* **YOUR INSTRUCTIONS**:
From the entries below, gather every line containing the string "function".

* **EXTRACTED RECORDS**:
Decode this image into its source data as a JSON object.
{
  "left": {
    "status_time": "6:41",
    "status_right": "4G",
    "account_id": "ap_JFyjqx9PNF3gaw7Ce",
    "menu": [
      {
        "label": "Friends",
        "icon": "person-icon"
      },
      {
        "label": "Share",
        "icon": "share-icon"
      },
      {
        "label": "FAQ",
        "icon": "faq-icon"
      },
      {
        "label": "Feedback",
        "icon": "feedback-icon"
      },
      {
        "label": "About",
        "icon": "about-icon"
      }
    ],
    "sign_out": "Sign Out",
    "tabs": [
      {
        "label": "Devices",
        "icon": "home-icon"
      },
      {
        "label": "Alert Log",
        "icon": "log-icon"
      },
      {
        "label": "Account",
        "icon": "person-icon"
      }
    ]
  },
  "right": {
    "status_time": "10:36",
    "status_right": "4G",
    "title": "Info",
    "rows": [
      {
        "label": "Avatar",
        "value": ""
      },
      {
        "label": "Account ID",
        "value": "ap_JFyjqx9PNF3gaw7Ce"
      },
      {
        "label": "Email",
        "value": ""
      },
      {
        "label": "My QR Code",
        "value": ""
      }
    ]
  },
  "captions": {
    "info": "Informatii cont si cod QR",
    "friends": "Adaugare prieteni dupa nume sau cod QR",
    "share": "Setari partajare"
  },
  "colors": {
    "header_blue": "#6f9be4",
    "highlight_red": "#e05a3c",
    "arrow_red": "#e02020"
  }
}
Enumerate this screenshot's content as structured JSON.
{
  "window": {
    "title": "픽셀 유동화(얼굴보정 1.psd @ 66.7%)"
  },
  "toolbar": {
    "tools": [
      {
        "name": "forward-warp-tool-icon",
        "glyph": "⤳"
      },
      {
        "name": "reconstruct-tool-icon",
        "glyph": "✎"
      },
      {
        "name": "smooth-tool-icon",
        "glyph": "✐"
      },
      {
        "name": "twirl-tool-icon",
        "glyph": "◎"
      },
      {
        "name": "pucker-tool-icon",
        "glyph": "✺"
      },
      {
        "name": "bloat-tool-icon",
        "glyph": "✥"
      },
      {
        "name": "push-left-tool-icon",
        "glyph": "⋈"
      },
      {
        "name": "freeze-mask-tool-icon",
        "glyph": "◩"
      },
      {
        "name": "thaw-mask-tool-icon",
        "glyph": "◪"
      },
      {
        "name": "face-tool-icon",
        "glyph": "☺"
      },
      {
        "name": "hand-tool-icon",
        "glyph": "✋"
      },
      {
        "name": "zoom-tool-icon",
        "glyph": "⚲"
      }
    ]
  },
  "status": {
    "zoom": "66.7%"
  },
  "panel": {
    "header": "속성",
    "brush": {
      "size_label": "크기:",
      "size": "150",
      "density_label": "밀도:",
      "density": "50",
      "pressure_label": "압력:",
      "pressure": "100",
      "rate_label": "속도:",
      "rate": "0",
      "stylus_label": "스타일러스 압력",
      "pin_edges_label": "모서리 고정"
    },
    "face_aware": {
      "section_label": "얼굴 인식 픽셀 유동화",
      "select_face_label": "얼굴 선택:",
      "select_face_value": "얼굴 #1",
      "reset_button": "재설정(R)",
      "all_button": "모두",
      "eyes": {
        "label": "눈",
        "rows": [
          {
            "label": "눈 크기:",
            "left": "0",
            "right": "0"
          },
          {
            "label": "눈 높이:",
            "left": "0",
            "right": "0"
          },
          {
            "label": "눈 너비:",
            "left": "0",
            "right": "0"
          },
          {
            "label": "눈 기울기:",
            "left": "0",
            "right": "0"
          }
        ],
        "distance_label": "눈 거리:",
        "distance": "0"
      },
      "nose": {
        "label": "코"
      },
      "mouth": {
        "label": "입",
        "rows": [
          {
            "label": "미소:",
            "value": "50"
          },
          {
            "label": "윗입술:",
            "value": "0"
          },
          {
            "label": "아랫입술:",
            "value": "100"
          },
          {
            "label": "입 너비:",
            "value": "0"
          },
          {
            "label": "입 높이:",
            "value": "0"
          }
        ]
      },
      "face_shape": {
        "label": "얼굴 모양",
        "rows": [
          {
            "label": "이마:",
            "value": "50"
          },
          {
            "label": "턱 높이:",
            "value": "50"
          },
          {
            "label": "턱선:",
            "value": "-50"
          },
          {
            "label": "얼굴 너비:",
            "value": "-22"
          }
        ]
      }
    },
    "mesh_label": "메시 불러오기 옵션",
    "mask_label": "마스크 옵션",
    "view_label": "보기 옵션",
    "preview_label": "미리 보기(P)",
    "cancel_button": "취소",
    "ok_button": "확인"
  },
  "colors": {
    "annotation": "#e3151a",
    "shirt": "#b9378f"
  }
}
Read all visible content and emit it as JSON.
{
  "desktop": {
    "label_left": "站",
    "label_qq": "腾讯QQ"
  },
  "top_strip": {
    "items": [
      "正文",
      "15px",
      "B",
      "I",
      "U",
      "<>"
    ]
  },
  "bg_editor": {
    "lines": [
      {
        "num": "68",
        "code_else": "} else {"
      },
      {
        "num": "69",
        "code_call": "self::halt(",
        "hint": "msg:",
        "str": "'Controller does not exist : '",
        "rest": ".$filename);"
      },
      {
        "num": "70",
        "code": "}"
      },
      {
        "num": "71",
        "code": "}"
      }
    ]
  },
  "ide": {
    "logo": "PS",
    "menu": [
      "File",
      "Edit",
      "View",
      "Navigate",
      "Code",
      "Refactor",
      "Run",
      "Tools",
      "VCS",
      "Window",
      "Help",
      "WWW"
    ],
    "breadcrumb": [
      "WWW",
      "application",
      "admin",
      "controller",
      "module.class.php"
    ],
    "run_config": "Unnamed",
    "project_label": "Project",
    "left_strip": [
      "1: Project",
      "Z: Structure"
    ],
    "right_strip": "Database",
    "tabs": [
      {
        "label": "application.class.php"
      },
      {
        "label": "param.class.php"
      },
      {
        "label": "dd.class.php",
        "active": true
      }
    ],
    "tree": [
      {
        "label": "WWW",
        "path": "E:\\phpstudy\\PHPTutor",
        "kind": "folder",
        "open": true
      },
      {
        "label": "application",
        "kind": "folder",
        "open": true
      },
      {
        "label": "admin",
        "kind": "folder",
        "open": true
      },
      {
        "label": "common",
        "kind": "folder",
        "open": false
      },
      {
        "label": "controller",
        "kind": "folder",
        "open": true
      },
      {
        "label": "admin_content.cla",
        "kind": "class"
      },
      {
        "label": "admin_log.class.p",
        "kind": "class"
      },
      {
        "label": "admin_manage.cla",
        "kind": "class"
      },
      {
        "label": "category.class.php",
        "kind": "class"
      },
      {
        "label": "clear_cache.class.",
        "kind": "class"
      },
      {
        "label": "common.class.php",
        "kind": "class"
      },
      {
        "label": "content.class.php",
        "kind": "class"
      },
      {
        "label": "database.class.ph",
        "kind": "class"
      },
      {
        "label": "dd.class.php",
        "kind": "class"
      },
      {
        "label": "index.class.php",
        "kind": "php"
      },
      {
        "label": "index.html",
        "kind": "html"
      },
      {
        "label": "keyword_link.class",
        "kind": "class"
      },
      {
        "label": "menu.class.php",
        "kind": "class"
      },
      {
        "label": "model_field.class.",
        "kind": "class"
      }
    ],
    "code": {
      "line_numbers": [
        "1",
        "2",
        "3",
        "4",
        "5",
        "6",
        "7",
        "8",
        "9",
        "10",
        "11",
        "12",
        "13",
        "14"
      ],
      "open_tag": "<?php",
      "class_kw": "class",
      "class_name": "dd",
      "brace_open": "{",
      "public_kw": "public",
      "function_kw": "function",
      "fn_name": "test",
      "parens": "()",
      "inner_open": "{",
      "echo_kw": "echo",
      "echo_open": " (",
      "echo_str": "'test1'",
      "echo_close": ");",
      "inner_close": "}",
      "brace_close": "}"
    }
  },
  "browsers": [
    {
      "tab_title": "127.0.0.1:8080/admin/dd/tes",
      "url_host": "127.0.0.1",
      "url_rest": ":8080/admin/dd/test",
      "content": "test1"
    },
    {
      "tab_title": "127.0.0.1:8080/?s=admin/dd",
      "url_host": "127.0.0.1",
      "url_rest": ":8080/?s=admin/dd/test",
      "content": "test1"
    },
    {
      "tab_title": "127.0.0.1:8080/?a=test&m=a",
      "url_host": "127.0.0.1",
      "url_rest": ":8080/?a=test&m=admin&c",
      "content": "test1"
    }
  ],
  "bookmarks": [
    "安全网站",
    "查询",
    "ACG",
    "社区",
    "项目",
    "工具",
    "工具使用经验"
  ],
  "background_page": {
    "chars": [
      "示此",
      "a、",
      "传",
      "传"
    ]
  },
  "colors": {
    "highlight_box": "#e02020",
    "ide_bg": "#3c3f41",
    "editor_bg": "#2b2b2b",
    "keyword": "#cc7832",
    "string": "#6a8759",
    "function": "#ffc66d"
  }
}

* **EXERCISE SOLUTION**:
      "function_kw": "function",
    "function": "#ffc66d"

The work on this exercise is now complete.